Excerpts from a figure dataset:
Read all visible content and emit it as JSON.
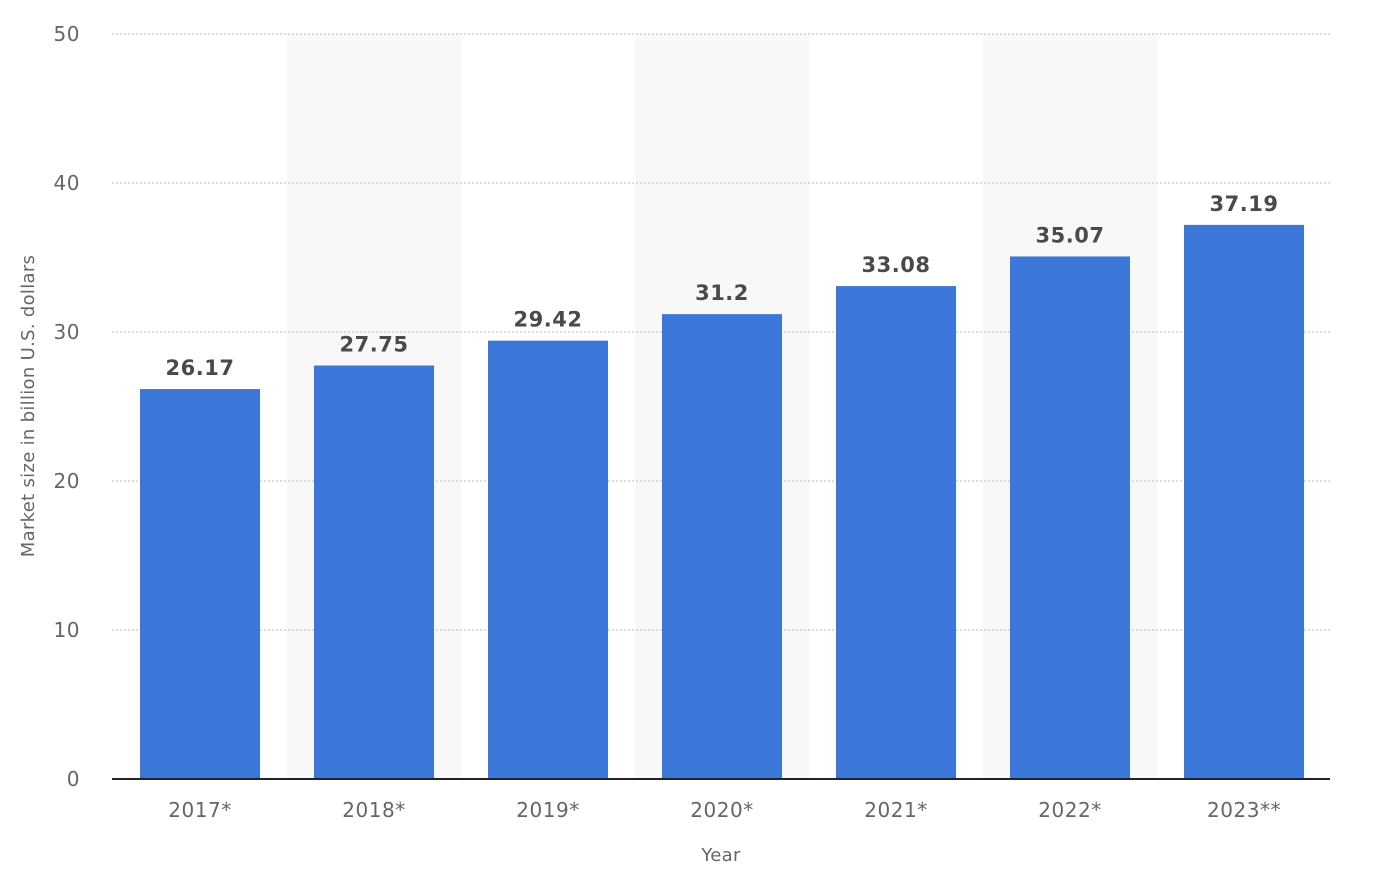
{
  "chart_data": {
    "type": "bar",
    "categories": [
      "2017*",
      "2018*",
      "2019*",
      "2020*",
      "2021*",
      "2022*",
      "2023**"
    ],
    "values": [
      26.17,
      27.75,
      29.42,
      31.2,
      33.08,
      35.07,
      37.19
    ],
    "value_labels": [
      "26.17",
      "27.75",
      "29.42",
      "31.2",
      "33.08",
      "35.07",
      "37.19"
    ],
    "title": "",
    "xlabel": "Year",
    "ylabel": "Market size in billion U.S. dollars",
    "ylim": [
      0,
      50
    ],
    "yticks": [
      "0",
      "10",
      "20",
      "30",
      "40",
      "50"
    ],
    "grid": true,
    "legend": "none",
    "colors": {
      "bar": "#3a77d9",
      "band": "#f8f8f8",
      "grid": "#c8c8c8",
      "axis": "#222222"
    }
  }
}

**TASK DIRECTIONS**.
Repeat the entries exactly and keep the pictures out of the copy.

**RESPONSE FOR THIS EXERCISE**.
Read all visible content and emit it as JSON.
{
  "chart_data": {
    "type": "bar",
    "categories": [
      "2017*",
      "2018*",
      "2019*",
      "2020*",
      "2021*",
      "2022*",
      "2023**"
    ],
    "values": [
      26.17,
      27.75,
      29.42,
      31.2,
      33.08,
      35.07,
      37.19
    ],
    "value_labels": [
      "26.17",
      "27.75",
      "29.42",
      "31.2",
      "33.08",
      "35.07",
      "37.19"
    ],
    "title": "",
    "xlabel": "Year",
    "ylabel": "Market size in billion U.S. dollars",
    "ylim": [
      0,
      50
    ],
    "yticks": [
      "0",
      "10",
      "20",
      "30",
      "40",
      "50"
    ],
    "grid": true,
    "legend": "none",
    "colors": {
      "bar": "#3a77d9",
      "band": "#f8f8f8",
      "grid": "#c8c8c8",
      "axis": "#222222"
    }
  }
}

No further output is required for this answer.